## What is needed
Copy the lines from the one that contains "- data-point: [599, 718, 603, 722]" through the one that contains "- data-point: [356, 387, 359, 390]", switching "data-point" to "marker" and keeping everything else the same.
━━━ Data for this task ━━━
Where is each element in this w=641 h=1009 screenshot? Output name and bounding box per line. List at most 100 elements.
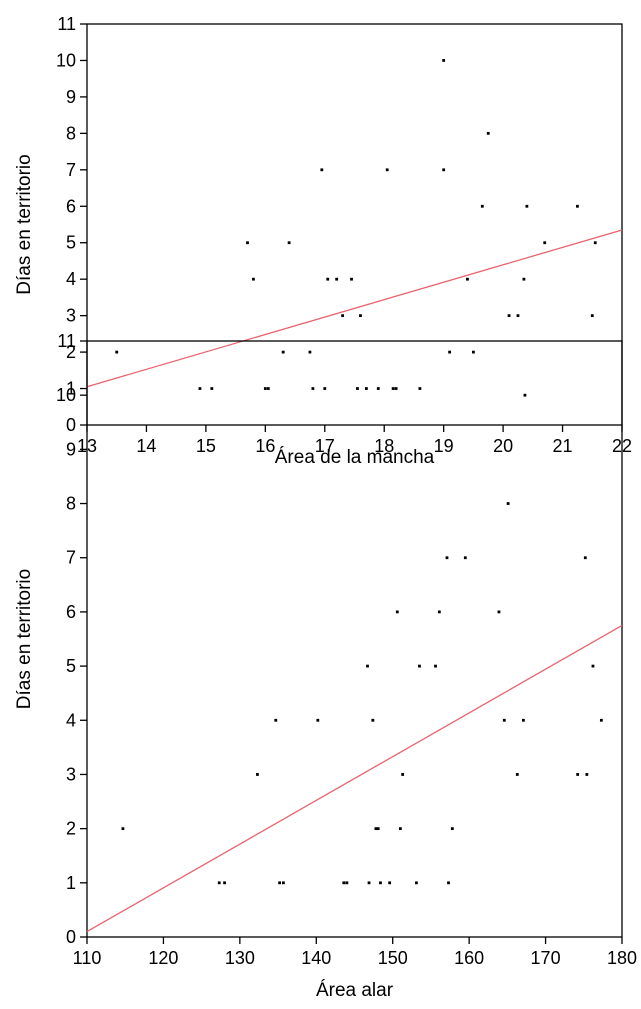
- data-point: [599, 718, 603, 722]
- data-point: [115, 350, 119, 354]
- data-point: [263, 387, 267, 390]
- data-point: [466, 277, 469, 281]
- x-tick-label: 140: [301, 948, 331, 968]
- data-point: [308, 350, 312, 354]
- data-point: [316, 718, 320, 722]
- data-point: [376, 387, 380, 390]
- data-point: [274, 718, 278, 722]
- y-tick-label: 8: [66, 123, 76, 143]
- data-point: [356, 387, 359, 390]
- data-point: [320, 168, 324, 172]
- y-tick-label: 3: [66, 306, 76, 326]
- data-point: [442, 59, 446, 62]
- y-tick-label: 2: [66, 342, 76, 362]
- data-point: [585, 773, 589, 776]
- data-point: [385, 168, 389, 172]
- x-tick-label: 16: [255, 436, 275, 456]
- y-tick-label: 6: [66, 602, 76, 622]
- data-point: [507, 314, 511, 318]
- data-point: [522, 718, 525, 722]
- y-axis-label: Días en territorio: [14, 154, 35, 294]
- y-tick-label: 8: [66, 494, 76, 514]
- data-point: [583, 556, 587, 560]
- data-point: [480, 204, 484, 208]
- data-point: [282, 881, 285, 885]
- data-point: [345, 881, 349, 885]
- data-point: [415, 881, 418, 885]
- data-point: [471, 350, 475, 354]
- data-point: [121, 827, 125, 831]
- data-point: [590, 314, 594, 318]
- data-point: [341, 314, 345, 318]
- y-tick-label: 10: [56, 50, 76, 70]
- data-point: [311, 387, 315, 390]
- y-tick-label: 6: [66, 196, 76, 216]
- y-tick-label: 11: [57, 14, 76, 34]
- data-point: [445, 556, 449, 560]
- data-point: [364, 387, 368, 390]
- data-point: [335, 277, 339, 281]
- y-axis-label: Días en territorio: [14, 569, 35, 709]
- data-point: [447, 881, 450, 885]
- x-tick-label: 170: [531, 948, 561, 968]
- data-point: [246, 241, 249, 245]
- data-point: [379, 881, 382, 885]
- data-point: [434, 664, 437, 668]
- data-point: [198, 387, 202, 390]
- data-point: [391, 387, 395, 390]
- y-tick-label: 1: [66, 873, 76, 893]
- data-point: [367, 881, 371, 885]
- data-point: [371, 718, 375, 722]
- data-point: [437, 610, 441, 614]
- data-point: [448, 350, 452, 354]
- data-point: [515, 773, 519, 776]
- data-point: [287, 241, 291, 245]
- y-tick-label: 7: [66, 548, 76, 568]
- data-point: [376, 827, 380, 831]
- data-point: [217, 881, 221, 885]
- data-point: [326, 277, 330, 281]
- y-tick-label: 7: [66, 160, 76, 180]
- x-tick-label: 14: [136, 436, 156, 456]
- x-tick-label: 120: [148, 948, 178, 968]
- y-tick-label: 5: [66, 233, 76, 253]
- plot-frame: [86, 340, 623, 938]
- plot-frame: [86, 23, 623, 426]
- data-point: [256, 773, 259, 776]
- trend-line: [86, 624, 623, 933]
- data-point: [223, 881, 226, 885]
- data-point: [366, 664, 369, 668]
- data-point: [576, 773, 580, 776]
- data-point: [576, 204, 579, 208]
- y-tick-label: 11: [57, 331, 76, 351]
- x-tick-label: 19: [434, 436, 454, 456]
- x-axis-label: Área alar: [316, 980, 394, 1001]
- data-point: [591, 664, 595, 668]
- data-point: [516, 314, 520, 318]
- y-tick-label: 9: [66, 87, 76, 107]
- y-tick-label: 4: [66, 710, 76, 730]
- x-axis-label: Área de la mancha: [275, 447, 435, 468]
- data-point: [450, 827, 454, 831]
- data-point: [281, 350, 285, 354]
- data-point: [359, 314, 362, 318]
- data-point: [418, 387, 422, 390]
- data-point: [401, 773, 405, 776]
- x-tick-label: 110: [73, 948, 102, 968]
- data-point: [506, 502, 510, 505]
- x-tick-label: 21: [553, 436, 573, 456]
- data-point: [210, 387, 214, 390]
- data-point: [350, 277, 353, 281]
- x-tick-label: 18: [374, 436, 394, 456]
- x-tick-label: 20: [493, 436, 513, 456]
- x-tick-label: 180: [607, 948, 637, 968]
- data-point: [266, 387, 270, 390]
- data-point: [342, 881, 346, 885]
- x-tick-label: 17: [315, 436, 335, 456]
- data-point: [525, 204, 529, 208]
- y-tick-label: 0: [66, 415, 76, 435]
- data-point: [278, 881, 281, 885]
- data-point: [394, 387, 398, 390]
- data-point: [398, 827, 402, 831]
━━━
## Exercise response
- marker: [599, 718, 603, 722]
- marker: [115, 350, 119, 354]
- marker: [263, 387, 267, 390]
- marker: [466, 277, 469, 281]
- x-tick-label: 140: [301, 948, 331, 968]
- marker: [308, 350, 312, 354]
- marker: [316, 718, 320, 722]
- marker: [376, 387, 380, 390]
- marker: [274, 718, 278, 722]
- y-tick-label: 8: [66, 123, 76, 143]
- marker: [356, 387, 359, 390]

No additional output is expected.